**What the task requires**
Where a line holds the word "Warschauer", copy that line.

--------------------------------

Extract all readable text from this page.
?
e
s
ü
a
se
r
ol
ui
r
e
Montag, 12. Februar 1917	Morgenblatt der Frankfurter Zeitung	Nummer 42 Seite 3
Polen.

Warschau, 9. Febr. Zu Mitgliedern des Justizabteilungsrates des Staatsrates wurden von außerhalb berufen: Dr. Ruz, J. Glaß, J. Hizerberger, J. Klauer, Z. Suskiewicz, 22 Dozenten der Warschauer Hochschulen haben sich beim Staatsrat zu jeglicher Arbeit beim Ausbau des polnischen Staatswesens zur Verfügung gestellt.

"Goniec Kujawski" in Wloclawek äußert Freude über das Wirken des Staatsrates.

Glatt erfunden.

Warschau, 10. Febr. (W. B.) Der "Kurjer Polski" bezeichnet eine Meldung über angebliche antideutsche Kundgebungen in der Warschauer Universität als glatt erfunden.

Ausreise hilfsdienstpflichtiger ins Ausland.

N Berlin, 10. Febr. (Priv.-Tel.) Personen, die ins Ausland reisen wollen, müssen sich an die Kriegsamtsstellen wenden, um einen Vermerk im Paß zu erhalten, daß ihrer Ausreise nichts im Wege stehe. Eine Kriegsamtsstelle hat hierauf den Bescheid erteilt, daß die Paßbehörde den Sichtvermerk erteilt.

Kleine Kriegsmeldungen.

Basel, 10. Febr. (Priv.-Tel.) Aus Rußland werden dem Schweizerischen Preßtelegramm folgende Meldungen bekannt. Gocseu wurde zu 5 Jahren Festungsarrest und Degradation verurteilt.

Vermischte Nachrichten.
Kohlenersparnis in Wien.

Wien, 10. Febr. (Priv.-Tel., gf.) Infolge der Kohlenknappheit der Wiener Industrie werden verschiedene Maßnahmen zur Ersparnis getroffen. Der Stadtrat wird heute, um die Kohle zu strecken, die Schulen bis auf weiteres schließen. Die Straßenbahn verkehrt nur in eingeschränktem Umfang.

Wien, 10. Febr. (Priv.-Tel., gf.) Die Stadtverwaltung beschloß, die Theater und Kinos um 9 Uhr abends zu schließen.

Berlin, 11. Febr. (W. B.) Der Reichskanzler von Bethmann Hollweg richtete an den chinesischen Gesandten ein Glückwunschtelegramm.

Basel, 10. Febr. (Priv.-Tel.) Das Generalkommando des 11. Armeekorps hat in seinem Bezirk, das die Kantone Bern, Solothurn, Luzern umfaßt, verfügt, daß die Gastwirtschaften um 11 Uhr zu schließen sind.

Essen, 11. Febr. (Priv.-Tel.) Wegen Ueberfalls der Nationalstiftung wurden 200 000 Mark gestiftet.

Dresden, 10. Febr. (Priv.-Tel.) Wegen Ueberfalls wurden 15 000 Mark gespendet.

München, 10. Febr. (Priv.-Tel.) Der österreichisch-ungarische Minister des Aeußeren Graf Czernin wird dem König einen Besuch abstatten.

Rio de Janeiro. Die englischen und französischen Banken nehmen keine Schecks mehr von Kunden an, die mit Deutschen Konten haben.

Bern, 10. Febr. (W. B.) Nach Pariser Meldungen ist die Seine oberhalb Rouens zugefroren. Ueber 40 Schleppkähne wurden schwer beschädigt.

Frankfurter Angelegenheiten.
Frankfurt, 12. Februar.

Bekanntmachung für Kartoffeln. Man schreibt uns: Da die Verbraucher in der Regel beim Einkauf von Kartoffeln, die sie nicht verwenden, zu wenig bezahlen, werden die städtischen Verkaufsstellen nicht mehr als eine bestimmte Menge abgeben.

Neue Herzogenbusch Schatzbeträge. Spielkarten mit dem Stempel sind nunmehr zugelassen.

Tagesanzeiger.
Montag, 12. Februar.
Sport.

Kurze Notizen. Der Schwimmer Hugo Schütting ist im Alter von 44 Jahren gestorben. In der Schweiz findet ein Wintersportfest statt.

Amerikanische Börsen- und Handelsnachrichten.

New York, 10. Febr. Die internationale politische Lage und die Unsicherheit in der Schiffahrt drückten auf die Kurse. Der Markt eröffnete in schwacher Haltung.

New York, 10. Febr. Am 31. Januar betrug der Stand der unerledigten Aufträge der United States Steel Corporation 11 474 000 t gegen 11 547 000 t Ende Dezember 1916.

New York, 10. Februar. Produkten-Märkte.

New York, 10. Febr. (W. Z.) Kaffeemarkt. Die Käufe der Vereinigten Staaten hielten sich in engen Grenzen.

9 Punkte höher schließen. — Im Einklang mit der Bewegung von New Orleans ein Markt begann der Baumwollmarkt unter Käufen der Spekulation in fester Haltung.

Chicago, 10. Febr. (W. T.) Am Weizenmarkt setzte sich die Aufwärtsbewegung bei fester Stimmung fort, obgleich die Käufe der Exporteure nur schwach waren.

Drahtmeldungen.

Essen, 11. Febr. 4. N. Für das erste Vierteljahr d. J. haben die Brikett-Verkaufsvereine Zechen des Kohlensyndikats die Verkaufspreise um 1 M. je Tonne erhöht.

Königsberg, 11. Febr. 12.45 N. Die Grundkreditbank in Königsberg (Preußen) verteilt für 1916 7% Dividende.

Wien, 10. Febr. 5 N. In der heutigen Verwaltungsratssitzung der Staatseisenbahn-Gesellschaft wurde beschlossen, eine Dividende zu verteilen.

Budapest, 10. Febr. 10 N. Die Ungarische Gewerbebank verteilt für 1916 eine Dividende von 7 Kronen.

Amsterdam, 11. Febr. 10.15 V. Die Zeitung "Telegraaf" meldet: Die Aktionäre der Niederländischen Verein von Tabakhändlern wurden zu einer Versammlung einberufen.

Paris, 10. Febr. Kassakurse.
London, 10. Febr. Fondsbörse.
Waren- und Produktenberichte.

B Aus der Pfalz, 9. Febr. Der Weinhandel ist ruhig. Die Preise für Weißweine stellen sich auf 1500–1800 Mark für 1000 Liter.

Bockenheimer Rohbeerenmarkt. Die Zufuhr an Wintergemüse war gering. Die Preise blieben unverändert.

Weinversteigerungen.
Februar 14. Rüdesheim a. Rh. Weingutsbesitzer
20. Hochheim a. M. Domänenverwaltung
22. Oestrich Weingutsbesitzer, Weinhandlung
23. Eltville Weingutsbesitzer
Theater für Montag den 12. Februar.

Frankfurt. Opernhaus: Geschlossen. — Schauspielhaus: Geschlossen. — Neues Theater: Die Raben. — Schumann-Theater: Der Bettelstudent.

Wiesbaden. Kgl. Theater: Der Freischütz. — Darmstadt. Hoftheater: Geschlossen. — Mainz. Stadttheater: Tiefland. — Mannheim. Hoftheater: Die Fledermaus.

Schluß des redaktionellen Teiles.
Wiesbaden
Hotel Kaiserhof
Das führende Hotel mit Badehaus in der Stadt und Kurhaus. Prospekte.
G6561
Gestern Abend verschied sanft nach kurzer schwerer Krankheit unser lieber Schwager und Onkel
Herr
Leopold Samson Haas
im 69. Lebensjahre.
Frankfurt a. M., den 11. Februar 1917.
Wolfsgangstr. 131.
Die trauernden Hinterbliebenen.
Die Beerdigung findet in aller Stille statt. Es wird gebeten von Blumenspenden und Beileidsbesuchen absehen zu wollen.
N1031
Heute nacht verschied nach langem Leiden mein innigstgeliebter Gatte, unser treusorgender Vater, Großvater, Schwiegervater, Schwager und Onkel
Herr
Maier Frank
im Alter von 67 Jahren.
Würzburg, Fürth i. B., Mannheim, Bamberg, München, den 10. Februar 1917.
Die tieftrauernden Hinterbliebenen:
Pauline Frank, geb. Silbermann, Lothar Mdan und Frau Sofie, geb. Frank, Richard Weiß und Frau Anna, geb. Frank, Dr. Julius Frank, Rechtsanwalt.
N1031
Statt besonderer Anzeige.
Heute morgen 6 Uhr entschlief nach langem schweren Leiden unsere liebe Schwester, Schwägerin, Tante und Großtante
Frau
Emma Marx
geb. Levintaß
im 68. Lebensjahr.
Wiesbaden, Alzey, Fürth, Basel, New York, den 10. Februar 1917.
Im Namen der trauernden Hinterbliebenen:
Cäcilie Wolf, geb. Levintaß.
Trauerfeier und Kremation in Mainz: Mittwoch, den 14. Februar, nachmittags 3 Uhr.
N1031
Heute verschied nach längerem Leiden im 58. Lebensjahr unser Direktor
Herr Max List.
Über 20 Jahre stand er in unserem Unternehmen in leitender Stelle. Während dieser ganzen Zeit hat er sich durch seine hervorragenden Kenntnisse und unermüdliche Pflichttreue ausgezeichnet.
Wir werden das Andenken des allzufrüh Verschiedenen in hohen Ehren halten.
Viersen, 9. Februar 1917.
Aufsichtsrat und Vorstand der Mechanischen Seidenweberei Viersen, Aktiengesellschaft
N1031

--------------------------------

**Written reply**
Warschau, 9. Febr. Zu Mitgliedern des Justizabteilungsrates des Staatsrates wurden von außerhalb berufen: Dr. Ruz, J. Glaß, J. Hizerberger, J. Klauer, Z. Suskiewicz, 22 Dozenten der Warschauer Hochschulen haben sich beim Staatsrat zu jeglicher Arbeit beim Ausbau des polnischen Staatswesens zur Verfügung gestellt.
Warschau, 10. Febr. (W. B.) Der "Kurjer Polski" bezeichnet eine Meldung über angebliche antideutsche Kundgebungen in der Warschauer Universität als glatt erfunden.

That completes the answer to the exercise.